[Recorded data]
+ + +
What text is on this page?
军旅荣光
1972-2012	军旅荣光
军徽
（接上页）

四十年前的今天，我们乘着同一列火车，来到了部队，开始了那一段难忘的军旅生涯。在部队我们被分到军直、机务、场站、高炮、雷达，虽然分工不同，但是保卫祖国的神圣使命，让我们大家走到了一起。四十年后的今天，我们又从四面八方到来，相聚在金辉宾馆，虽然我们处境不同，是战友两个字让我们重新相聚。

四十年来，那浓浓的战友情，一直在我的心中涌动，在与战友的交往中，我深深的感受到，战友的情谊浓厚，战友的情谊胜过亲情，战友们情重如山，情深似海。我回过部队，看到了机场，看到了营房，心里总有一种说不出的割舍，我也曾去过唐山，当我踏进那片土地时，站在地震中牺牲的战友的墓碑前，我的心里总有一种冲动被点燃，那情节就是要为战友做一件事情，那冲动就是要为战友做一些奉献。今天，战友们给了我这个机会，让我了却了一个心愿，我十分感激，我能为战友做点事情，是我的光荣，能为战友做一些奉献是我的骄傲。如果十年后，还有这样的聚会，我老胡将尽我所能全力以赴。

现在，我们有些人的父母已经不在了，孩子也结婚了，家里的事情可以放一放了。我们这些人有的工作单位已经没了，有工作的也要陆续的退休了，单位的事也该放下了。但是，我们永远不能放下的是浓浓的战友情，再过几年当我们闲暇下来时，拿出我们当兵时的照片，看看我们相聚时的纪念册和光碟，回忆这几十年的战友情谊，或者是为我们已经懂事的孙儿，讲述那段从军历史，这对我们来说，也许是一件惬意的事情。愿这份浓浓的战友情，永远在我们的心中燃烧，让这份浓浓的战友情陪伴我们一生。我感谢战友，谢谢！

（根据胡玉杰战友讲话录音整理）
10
+ + +
EXERCISE GOAL →
Nothing may be left out: return each entry exactly as it reads.

TASK SOLUTION →
What text is on this page?
军旅荣光
1972-2012	军旅荣光
军徽
（接上页）

四十年前的今天，我们乘着同一列火车，来到了部队，开始了那一段难忘的军旅生涯。在部队我们被分到军直、机务、场站、高炮、雷达，虽然分工不同，但是保卫祖国的神圣使命，让我们大家走到了一起。四十年后的今天，我们又从四面八方到来，相聚在金辉宾馆，虽然我们处境不同，是战友两个字让我们重新相聚。

四十年来，那浓浓的战友情，一直在我的心中涌动，在与战友的交往中，我深深的感受到，战友的情谊浓厚，战友的情谊胜过亲情，战友们情重如山，情深似海。我回过部队，看到了机场，看到了营房，心里总有一种说不出的割舍，我也曾去过唐山，当我踏进那片土地时，站在地震中牺牲的战友的墓碑前，我的心里总有一种冲动被点燃，那情节就是要为战友做一件事情，那冲动就是要为战友做一些奉献。今天，战友们给了我这个机会，让我了却了一个心愿，我十分感激，我能为战友做点事情，是我的光荣，能为战友做一些奉献是我的骄傲。如果十年后，还有这样的聚会，我老胡将尽我所能全力以赴。

现在，我们有些人的父母已经不在了，孩子也结婚了，家里的事情可以放一放了。我们这些人有的工作单位已经没了，有工作的也要陆续的退休了，单位的事也该放下了。但是，我们永远不能放下的是浓浓的战友情，再过几年当我们闲暇下来时，拿出我们当兵时的照片，看看我们相聚时的纪念册和光碟，回忆这几十年的战友情谊，或者是为我们已经懂事的孙儿，讲述那段从军历史，这对我们来说，也许是一件惬意的事情。愿这份浓浓的战友情，永远在我们的心中燃烧，让这份浓浓的战友情陪伴我们一生。我感谢战友，谢谢！

（根据胡玉杰战友讲话录音整理）
10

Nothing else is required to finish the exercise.